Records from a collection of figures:
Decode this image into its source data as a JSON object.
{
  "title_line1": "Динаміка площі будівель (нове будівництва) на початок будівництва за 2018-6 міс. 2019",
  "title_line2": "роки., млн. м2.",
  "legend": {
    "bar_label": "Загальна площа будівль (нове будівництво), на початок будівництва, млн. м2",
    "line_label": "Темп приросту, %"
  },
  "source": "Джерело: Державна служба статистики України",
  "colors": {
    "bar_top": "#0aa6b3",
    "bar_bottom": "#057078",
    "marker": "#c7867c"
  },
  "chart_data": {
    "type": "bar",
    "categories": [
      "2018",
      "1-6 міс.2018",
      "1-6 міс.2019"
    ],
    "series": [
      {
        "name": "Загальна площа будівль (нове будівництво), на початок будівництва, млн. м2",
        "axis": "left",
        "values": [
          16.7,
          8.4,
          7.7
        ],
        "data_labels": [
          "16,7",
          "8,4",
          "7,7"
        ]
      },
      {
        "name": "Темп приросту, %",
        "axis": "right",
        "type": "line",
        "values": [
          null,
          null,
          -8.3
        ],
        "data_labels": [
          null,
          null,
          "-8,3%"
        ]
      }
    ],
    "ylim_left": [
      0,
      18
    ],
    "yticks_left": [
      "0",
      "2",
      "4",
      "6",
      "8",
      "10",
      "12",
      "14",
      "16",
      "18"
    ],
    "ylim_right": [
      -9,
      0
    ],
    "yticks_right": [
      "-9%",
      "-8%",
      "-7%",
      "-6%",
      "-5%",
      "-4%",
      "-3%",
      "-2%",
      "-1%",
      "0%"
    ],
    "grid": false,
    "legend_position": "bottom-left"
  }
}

◆ Problem details
Extract every entry above as it appears.

◆ Answer to this task
Decode this image into its source data as a JSON object.
{
  "title_line1": "Динаміка площі будівель (нове будівництва) на початок будівництва за 2018-6 міс. 2019",
  "title_line2": "роки., млн. м2.",
  "legend": {
    "bar_label": "Загальна площа будівль (нове будівництво), на початок будівництва, млн. м2",
    "line_label": "Темп приросту, %"
  },
  "source": "Джерело: Державна служба статистики України",
  "colors": {
    "bar_top": "#0aa6b3",
    "bar_bottom": "#057078",
    "marker": "#c7867c"
  },
  "chart_data": {
    "type": "bar",
    "categories": [
      "2018",
      "1-6 міс.2018",
      "1-6 міс.2019"
    ],
    "series": [
      {
        "name": "Загальна площа будівль (нове будівництво), на початок будівництва, млн. м2",
        "axis": "left",
        "values": [
          16.7,
          8.4,
          7.7
        ],
        "data_labels": [
          "16,7",
          "8,4",
          "7,7"
        ]
      },
      {
        "name": "Темп приросту, %",
        "axis": "right",
        "type": "line",
        "values": [
          null,
          null,
          -8.3
        ],
        "data_labels": [
          null,
          null,
          "-8,3%"
        ]
      }
    ],
    "ylim_left": [
      0,
      18
    ],
    "yticks_left": [
      "0",
      "2",
      "4",
      "6",
      "8",
      "10",
      "12",
      "14",
      "16",
      "18"
    ],
    "ylim_right": [
      -9,
      0
    ],
    "yticks_right": [
      "-9%",
      "-8%",
      "-7%",
      "-6%",
      "-5%",
      "-4%",
      "-3%",
      "-2%",
      "-1%",
      "0%"
    ],
    "grid": false,
    "legend_position": "bottom-left"
  }
}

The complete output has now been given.